» **Exercise requirements**
Write out the records below once more, exactly as they stand.

» **Data entries**
•••

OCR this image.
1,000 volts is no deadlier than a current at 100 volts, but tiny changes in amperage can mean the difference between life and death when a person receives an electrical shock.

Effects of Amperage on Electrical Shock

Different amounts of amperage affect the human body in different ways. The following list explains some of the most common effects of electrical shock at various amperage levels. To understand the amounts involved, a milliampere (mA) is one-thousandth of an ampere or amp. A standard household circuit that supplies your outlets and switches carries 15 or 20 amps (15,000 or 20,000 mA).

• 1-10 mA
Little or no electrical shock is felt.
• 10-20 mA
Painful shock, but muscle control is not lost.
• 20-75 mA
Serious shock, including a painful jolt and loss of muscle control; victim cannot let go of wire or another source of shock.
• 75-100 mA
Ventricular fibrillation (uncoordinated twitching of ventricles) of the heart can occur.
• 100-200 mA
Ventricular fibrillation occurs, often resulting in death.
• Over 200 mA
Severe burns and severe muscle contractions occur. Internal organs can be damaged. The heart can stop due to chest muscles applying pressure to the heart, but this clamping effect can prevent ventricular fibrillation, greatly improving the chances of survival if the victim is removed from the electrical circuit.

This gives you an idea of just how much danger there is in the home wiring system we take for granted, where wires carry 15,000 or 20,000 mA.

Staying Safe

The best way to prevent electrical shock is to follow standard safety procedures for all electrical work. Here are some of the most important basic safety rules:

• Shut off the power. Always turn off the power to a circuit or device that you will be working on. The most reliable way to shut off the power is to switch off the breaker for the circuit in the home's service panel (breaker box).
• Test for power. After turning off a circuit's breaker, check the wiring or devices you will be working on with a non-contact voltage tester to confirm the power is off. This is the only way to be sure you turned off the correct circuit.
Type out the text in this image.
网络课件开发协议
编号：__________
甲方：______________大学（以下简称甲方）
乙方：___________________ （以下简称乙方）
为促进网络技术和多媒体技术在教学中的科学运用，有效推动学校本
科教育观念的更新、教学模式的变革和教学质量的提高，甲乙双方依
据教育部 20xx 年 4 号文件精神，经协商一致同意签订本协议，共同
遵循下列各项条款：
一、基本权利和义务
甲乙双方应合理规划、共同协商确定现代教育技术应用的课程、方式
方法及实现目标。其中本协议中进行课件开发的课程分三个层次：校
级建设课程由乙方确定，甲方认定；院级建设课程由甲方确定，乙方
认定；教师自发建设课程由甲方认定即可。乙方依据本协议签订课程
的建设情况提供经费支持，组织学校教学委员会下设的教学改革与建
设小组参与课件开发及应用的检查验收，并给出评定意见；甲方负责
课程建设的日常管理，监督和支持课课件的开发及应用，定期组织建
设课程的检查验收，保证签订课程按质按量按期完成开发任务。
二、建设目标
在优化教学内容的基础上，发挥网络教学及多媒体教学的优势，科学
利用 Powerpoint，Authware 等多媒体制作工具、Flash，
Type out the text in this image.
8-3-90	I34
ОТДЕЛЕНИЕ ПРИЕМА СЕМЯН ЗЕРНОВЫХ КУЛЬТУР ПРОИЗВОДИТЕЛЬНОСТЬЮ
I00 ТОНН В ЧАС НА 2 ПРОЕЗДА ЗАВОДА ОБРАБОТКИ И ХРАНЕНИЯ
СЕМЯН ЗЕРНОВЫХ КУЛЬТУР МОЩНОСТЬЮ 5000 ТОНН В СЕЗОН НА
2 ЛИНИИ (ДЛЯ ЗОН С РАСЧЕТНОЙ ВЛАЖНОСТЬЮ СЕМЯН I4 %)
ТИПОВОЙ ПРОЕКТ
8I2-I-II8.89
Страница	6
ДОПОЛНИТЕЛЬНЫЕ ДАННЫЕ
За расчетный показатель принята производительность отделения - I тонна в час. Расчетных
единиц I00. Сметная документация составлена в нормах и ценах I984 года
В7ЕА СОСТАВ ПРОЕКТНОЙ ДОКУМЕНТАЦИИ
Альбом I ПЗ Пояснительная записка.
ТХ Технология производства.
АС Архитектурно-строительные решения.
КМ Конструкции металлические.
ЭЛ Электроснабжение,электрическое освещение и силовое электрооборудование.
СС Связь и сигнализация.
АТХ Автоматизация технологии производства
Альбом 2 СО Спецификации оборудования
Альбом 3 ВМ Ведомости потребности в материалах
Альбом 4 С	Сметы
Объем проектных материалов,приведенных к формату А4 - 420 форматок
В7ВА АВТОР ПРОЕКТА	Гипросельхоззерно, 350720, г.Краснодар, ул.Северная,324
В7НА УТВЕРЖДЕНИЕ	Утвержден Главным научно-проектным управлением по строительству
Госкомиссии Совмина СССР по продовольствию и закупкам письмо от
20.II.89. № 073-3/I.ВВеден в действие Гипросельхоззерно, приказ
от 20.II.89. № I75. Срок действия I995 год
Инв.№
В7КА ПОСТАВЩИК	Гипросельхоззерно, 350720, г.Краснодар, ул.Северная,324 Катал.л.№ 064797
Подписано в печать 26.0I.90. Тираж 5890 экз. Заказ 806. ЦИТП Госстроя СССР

•••

» **Answer to this exercise**
OCR this image.
1,000 volts is no deadlier than a current at 100 volts, but tiny changes in amperage can mean the difference between life and death when a person receives an electrical shock.

Effects of Amperage on Electrical Shock

Different amounts of amperage affect the human body in different ways. The following list explains some of the most common effects of electrical shock at various amperage levels. To understand the amounts involved, a milliampere (mA) is one-thousandth of an ampere or amp. A standard household circuit that supplies your outlets and switches carries 15 or 20 amps (15,000 or 20,000 mA).

• 1-10 mA
Little or no electrical shock is felt.
• 10-20 mA
Painful shock, but muscle control is not lost.
• 20-75 mA
Serious shock, including a painful jolt and loss of muscle control; victim cannot let go of wire or another source of shock.
• 75-100 mA
Ventricular fibrillation (uncoordinated twitching of ventricles) of the heart can occur.
• 100-200 mA
Ventricular fibrillation occurs, often resulting in death.
• Over 200 mA
Severe burns and severe muscle contractions occur. Internal organs can be damaged. The heart can stop due to chest muscles applying pressure to the heart, but this clamping effect can prevent ventricular fibrillation, greatly improving the chances of survival if the victim is removed from the electrical circuit.

This gives you an idea of just how much danger there is in the home wiring system we take for granted, where wires carry 15,000 or 20,000 mA.

Staying Safe

The best way to prevent electrical shock is to follow standard safety procedures for all electrical work. Here are some of the most important basic safety rules:

• Shut off the power. Always turn off the power to a circuit or device that you will be working on. The most reliable way to shut off the power is to switch off the breaker for the circuit in the home's service panel (breaker box).
• Test for power. After turning off a circuit's breaker, check the wiring or devices you will be working on with a non-contact voltage tester to confirm the power is off. This is the only way to be sure you turned off the correct circuit.
Type out the text in this image.
网络课件开发协议
编号：__________
甲方：______________大学（以下简称甲方）
乙方：___________________ （以下简称乙方）
为促进网络技术和多媒体技术在教学中的科学运用，有效推动学校本
科教育观念的更新、教学模式的变革和教学质量的提高，甲乙双方依
据教育部 20xx 年 4 号文件精神，经协商一致同意签订本协议，共同
遵循下列各项条款：
一、基本权利和义务
甲乙双方应合理规划、共同协商确定现代教育技术应用的课程、方式
方法及实现目标。其中本协议中进行课件开发的课程分三个层次：校
级建设课程由乙方确定，甲方认定；院级建设课程由甲方确定，乙方
认定；教师自发建设课程由甲方认定即可。乙方依据本协议签订课程
的建设情况提供经费支持，组织学校教学委员会下设的教学改革与建
设小组参与课件开发及应用的检查验收，并给出评定意见；甲方负责
课程建设的日常管理，监督和支持课课件的开发及应用，定期组织建
设课程的检查验收，保证签订课程按质按量按期完成开发任务。
二、建设目标
在优化教学内容的基础上，发挥网络教学及多媒体教学的优势，科学
利用 Powerpoint，Authware 等多媒体制作工具、Flash，
Type out the text in this image.
8-3-90	I34
ОТДЕЛЕНИЕ ПРИЕМА СЕМЯН ЗЕРНОВЫХ КУЛЬТУР ПРОИЗВОДИТЕЛЬНОСТЬЮ
I00 ТОНН В ЧАС НА 2 ПРОЕЗДА ЗАВОДА ОБРАБОТКИ И ХРАНЕНИЯ
СЕМЯН ЗЕРНОВЫХ КУЛЬТУР МОЩНОСТЬЮ 5000 ТОНН В СЕЗОН НА
2 ЛИНИИ (ДЛЯ ЗОН С РАСЧЕТНОЙ ВЛАЖНОСТЬЮ СЕМЯН I4 %)
ТИПОВОЙ ПРОЕКТ
8I2-I-II8.89
Страница	6
ДОПОЛНИТЕЛЬНЫЕ ДАННЫЕ
За расчетный показатель принята производительность отделения - I тонна в час. Расчетных
единиц I00. Сметная документация составлена в нормах и ценах I984 года
В7ЕА СОСТАВ ПРОЕКТНОЙ ДОКУМЕНТАЦИИ
Альбом I ПЗ Пояснительная записка.
ТХ Технология производства.
АС Архитектурно-строительные решения.
КМ Конструкции металлические.
ЭЛ Электроснабжение,электрическое освещение и силовое электрооборудование.
СС Связь и сигнализация.
АТХ Автоматизация технологии производства
Альбом 2 СО Спецификации оборудования
Альбом 3 ВМ Ведомости потребности в материалах
Альбом 4 С	Сметы
Объем проектных материалов,приведенных к формату А4 - 420 форматок
В7ВА АВТОР ПРОЕКТА	Гипросельхоззерно, 350720, г.Краснодар, ул.Северная,324
В7НА УТВЕРЖДЕНИЕ	Утвержден Главным научно-проектным управлением по строительству
Госкомиссии Совмина СССР по продовольствию и закупкам письмо от
20.II.89. № 073-3/I.ВВеден в действие Гипросельхоззерно, приказ
от 20.II.89. № I75. Срок действия I995 год
Инв.№
В7КА ПОСТАВЩИК	Гипросельхоззерно, 350720, г.Краснодар, ул.Северная,324 Катал.л.№ 064797
Подписано в печать 26.0I.90. Тираж 5890 экз. Заказ 806. ЦИТП Госстроя СССР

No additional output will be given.